The problem> Pick out each line of the records that includes the string "oder", and copy it.

━━━━━ Data rows ━━━━━

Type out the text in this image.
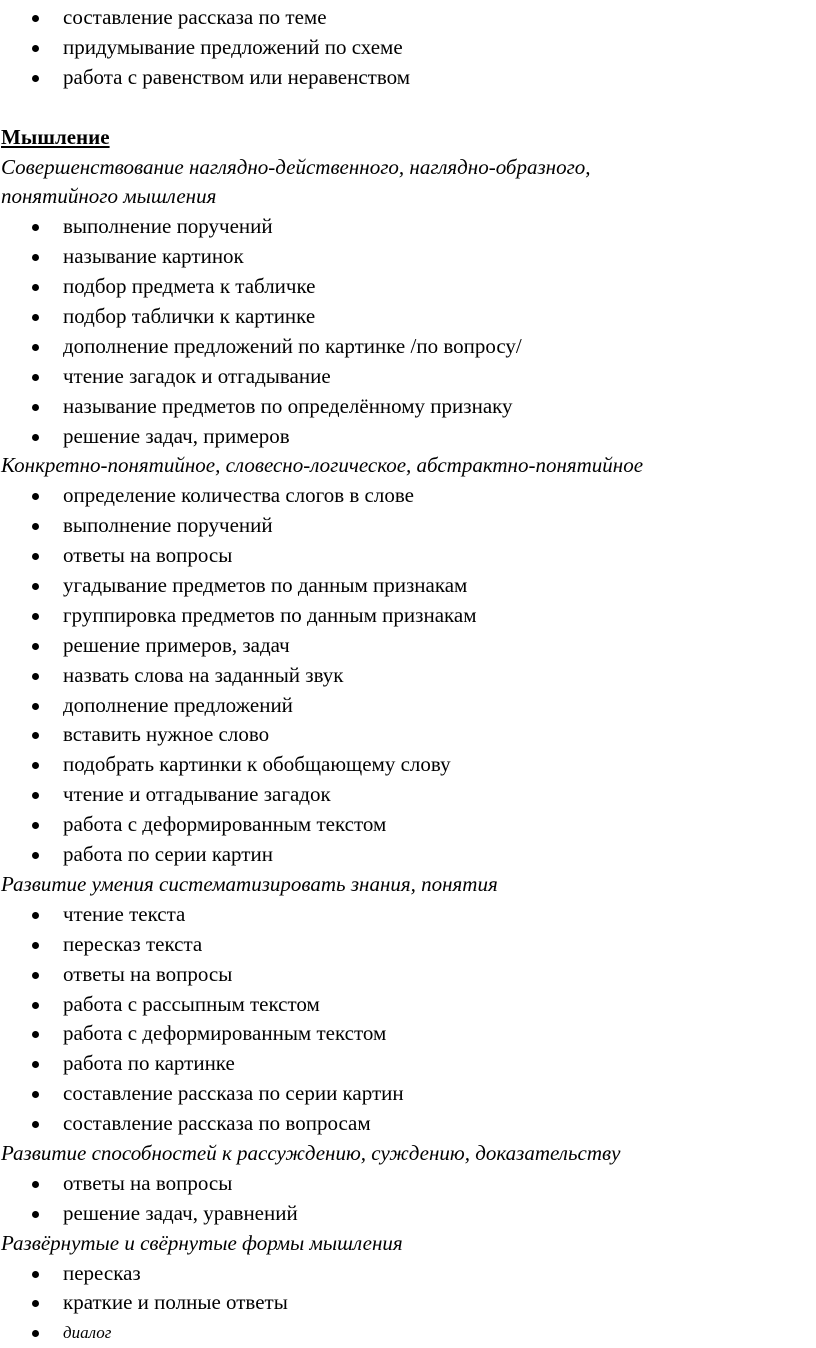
составление рассказа по теме
придумывание предложений по схеме
работа с равенством или неравенством
Мышление
Совершенствование наглядно-действенного, наглядно-образного,
понятийного мышления
выполнение поручений
называние картинок
подбор предмета к табличке
подбор таблички к картинке
дополнение предложений по картинке /по вопросу/
чтение загадок и отгадывание
называние предметов по определённому признаку
решение задач, примеров
Конкретно-понятийное, словесно-логическое, абстрактно-понятийное
определение количества слогов в слове
выполнение поручений
ответы на вопросы
угадывание предметов по данным признакам
группировка предметов по данным признакам
решение примеров, задач
назвать слова на заданный звук
дополнение предложений
вставить нужное слово
подобрать картинки к обобщающему слову
чтение и отгадывание загадок
работа с деформированным текстом
работа по серии картин
Развитие умения систематизировать знания, понятия
чтение текста
пересказ текста
ответы на вопросы
работа с рассыпным текстом
работа с деформированным текстом
работа по картинке
составление рассказа по серии картин
составление рассказа по вопросам
Развитие способностей к рассуждению, суждению, доказательству
ответы на вопросы
решение задач, уравнений
Развёрнутые и свёрнутые формы мышления
пересказ
краткие и полные ответы
диалог
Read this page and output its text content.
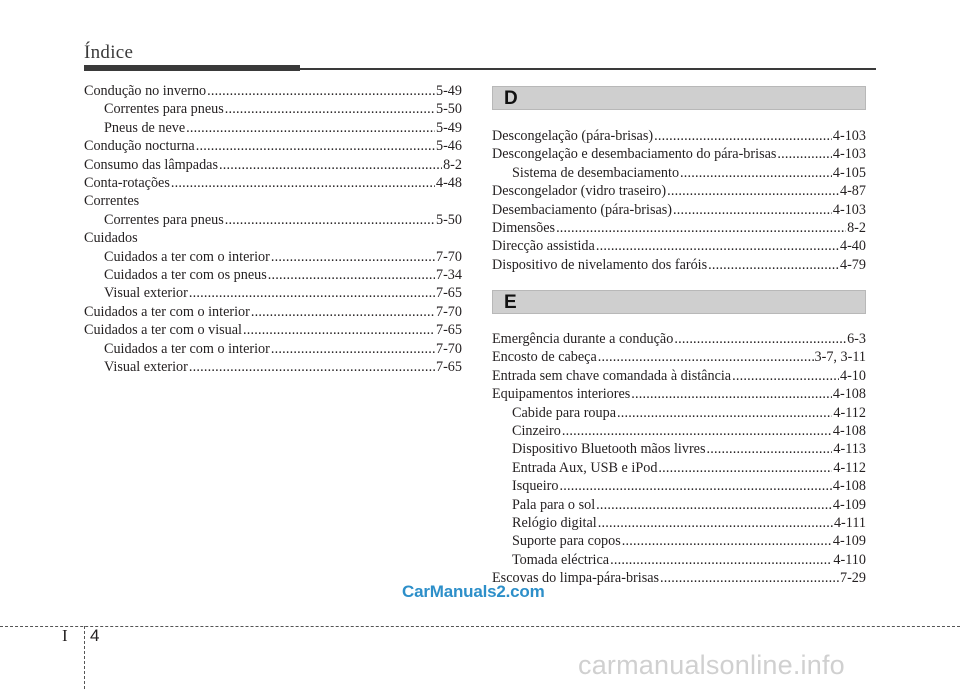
Índice
Condução no inverno .....	5-49
Correntes para pneus .....	5-50
Pneus de neve .....	5-49
Condução nocturna .....	5-46
Consumo das lâmpadas .....	8-2
Conta-rotações .....	4-48
Correntes
Correntes para pneus .....	5-50
Cuidados
Cuidados a ter com o interior .....	7-70
Cuidados a ter com os pneus .....	7-34
Visual exterior .....	7-65
Cuidados a ter com o interior .....	7-70
Cuidados a ter com o visual .....	7-65
Cuidados a ter com o interior .....	7-70
Visual exterior .....	7-65
D
Descongelação (pára-brisas) .....	4-103
Descongelação e desembaciamento do pára-brisas .....	4-103
Sistema de desembaciamento .....	4-105
Descongelador (vidro traseiro) .....	4-87
Desembaciamento (pára-brisas) .....	4-103
Dimensões .....	8-2
Direcção assistida .....	4-40
Dispositivo de nivelamento dos faróis .....	4-79
E
Emergência durante a condução .....	6-3
Encosto de cabeça .....	3-7, 3-11
Entrada sem chave comandada à distância .....	4-10
Equipamentos interiores .....	4-108
Cabide para roupa .....	4-112
Cinzeiro .....	4-108
Dispositivo Bluetooth mãos livres .....	4-113
Entrada Aux, USB e iPod .....	4-112
Isqueiro .....	4-108
Pala para o sol .....	4-109
Relógio digital .....	4-111
Suporte para copos .....	4-109
Tomada eléctrica .....	4-110
Escovas do limpa-pára-brisas .....	7-29
CarManuals2.com
I 4
carmanualsonline.info
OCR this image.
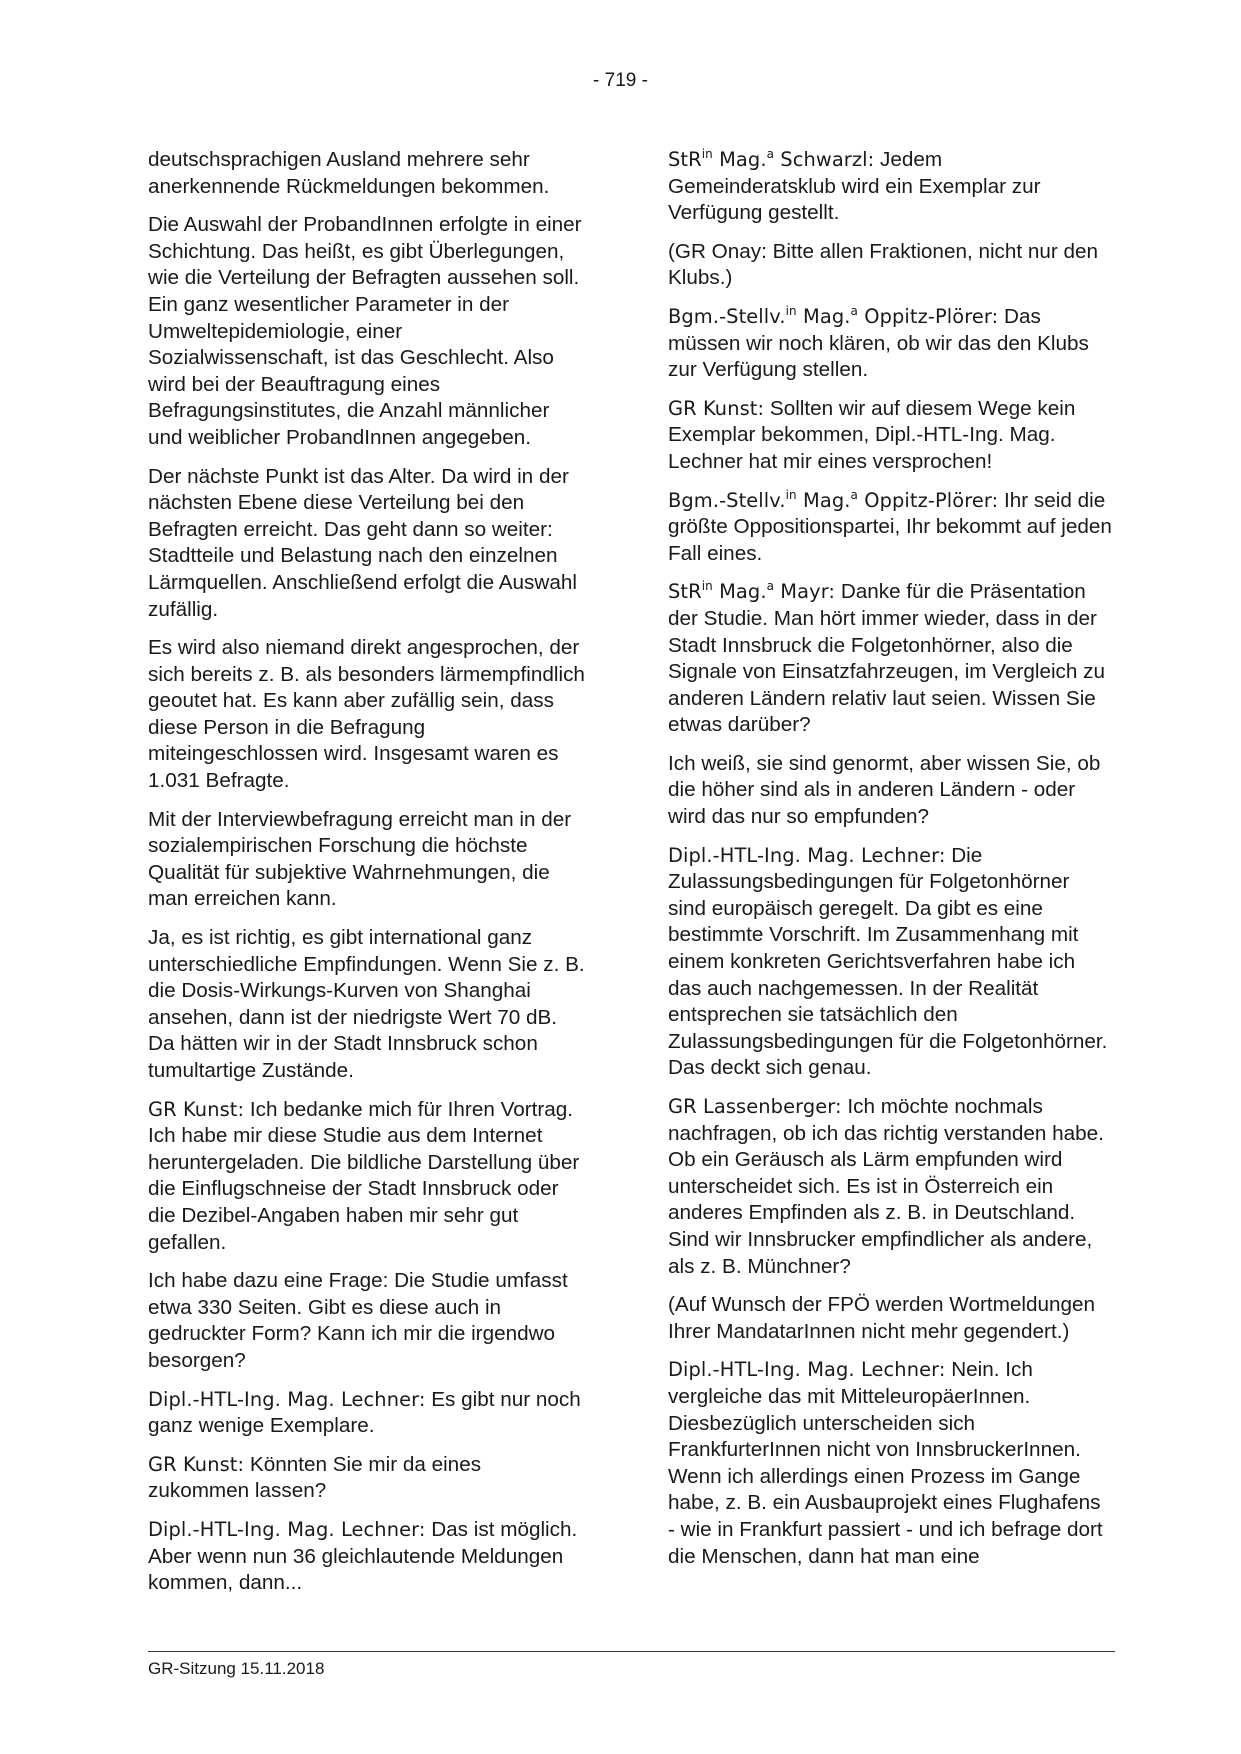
- 719 -

deutschsprachigen Ausland mehrere sehr anerkennende Rückmeldungen bekommen.

Die Auswahl der ProbandInnen erfolgte in einer Schichtung. Das heißt, es gibt Überlegungen, wie die Verteilung der Befragten aussehen soll. Ein ganz wesentlicher Parameter in der Umweltepidemiologie, einer Sozialwissenschaft, ist das Geschlecht. Also wird bei der Beauftragung eines Befragungsinstitutes, die Anzahl männlicher und weiblicher ProbandInnen angegeben.

Der nächste Punkt ist das Alter. Da wird in der nächsten Ebene diese Verteilung bei den Befragten erreicht. Das geht dann so weiter: Stadtteile und Belastung nach den einzelnen Lärmquellen. Anschließend erfolgt die Auswahl zufällig.

Es wird also niemand direkt angesprochen, der sich bereits z. B. als besonders lärmempfindlich geoutet hat. Es kann aber zufällig sein, dass diese Person in die Befragung miteingeschlossen wird. Insgesamt waren es 1.031 Befragte.

Mit der Interviewbefragung erreicht man in der sozialempirischen Forschung die höchste Qualität für subjektive Wahrnehmungen, die man erreichen kann.

Ja, es ist richtig, es gibt international ganz unterschiedliche Empfindungen. Wenn Sie z. B. die Dosis-Wirkungs-Kurven von Shanghai ansehen, dann ist der niedrigste Wert 70 dB. Da hätten wir in der Stadt Innsbruck schon tumultartige Zustände.

GR Kunst: Ich bedanke mich für Ihren Vortrag. Ich habe mir diese Studie aus dem Internet heruntergeladen. Die bildliche Darstellung über die Einflugschneise der Stadt Innsbruck oder die Dezibel-Angaben haben mir sehr gut gefallen.

Ich habe dazu eine Frage: Die Studie umfasst etwa 330 Seiten. Gibt es diese auch in gedruckter Form? Kann ich mir die irgendwo besorgen?

Dipl.-HTL-Ing. Mag. Lechner: Es gibt nur noch ganz wenige Exemplare.

GR Kunst: Könnten Sie mir da eines zukommen lassen?

Dipl.-HTL-Ing. Mag. Lechner: Das ist möglich. Aber wenn nun 36 gleichlautende Meldungen kommen, dann...

StR$^{in}$ Mag.$^a$ Schwarzl: Jedem Gemeinderatsklub wird ein Exemplar zur Verfügung gestellt.

(GR Onay: Bitte allen Fraktionen, nicht nur den Klubs.)

Bgm.-Stellv.$^{in}$ Mag.$^a$ Oppitz-Plörer: Das müssen wir noch klären, ob wir das den Klubs zur Verfügung stellen.

GR Kunst: Sollten wir auf diesem Wege kein Exemplar bekommen, Dipl.-HTL-Ing. Mag. Lechner hat mir eines versprochen!

Bgm.-Stellv.$^{in}$ Mag.$^a$ Oppitz-Plörer: Ihr seid die größte Oppositionspartei, Ihr bekommt auf jeden Fall eines.

StR$^{in}$ Mag.$^a$ Mayr: Danke für die Präsentation der Studie. Man hört immer wieder, dass in der Stadt Innsbruck die Folgetonhörner, also die Signale von Einsatzfahrzeugen, im Vergleich zu anderen Ländern relativ laut seien. Wissen Sie etwas darüber?

Ich weiß, sie sind genormt, aber wissen Sie, ob die höher sind als in anderen Ländern - oder wird das nur so empfunden?

Dipl.-HTL-Ing. Mag. Lechner: Die Zulassungsbedingungen für Folgetonhörner sind europäisch geregelt. Da gibt es eine bestimmte Vorschrift. Im Zusammenhang mit einem konkreten Gerichtsverfahren habe ich das auch nachgemessen. In der Realität entsprechen sie tatsächlich den Zulassungsbedingungen für die Folgetonhörner. Das deckt sich genau.

GR Lassenberger: Ich möchte nochmals nachfragen, ob ich das richtig verstanden habe. Ob ein Geräusch als Lärm empfunden wird unterscheidet sich. Es ist in Österreich ein anderes Empfinden als z. B. in Deutschland. Sind wir Innsbrucker empfindlicher als andere, als z. B. Münchner?

(Auf Wunsch der FPÖ werden Wortmeldungen Ihrer MandatarInnen nicht mehr gegendert.)

Dipl.-HTL-Ing. Mag. Lechner: Nein. Ich vergleiche das mit MitteleuropäerInnen. Diesbezüglich unterscheiden sich FrankfurterInnen nicht von InnsbruckerInnen. Wenn ich allerdings einen Prozess im Gange habe, z. B. ein Ausbauprojekt eines Flughafens - wie in Frankfurt passiert - und ich befrage dort die Menschen, dann hat man eine

GR-Sitzung 15.11.2018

━━━━━

Output for this task>
GR Kunst: Ich bedanke mich für Ihren Vortrag. Ich habe mir diese Studie aus dem Internet heruntergeladen. Die bildliche Darstellung über die Einflugschneise der Stadt Innsbruck oder die Dezibel-Angaben haben mir sehr gut gefallen.
Ich weiß, sie sind genormt, aber wissen Sie, ob die höher sind als in anderen Ländern - oder wird das nur so empfunden?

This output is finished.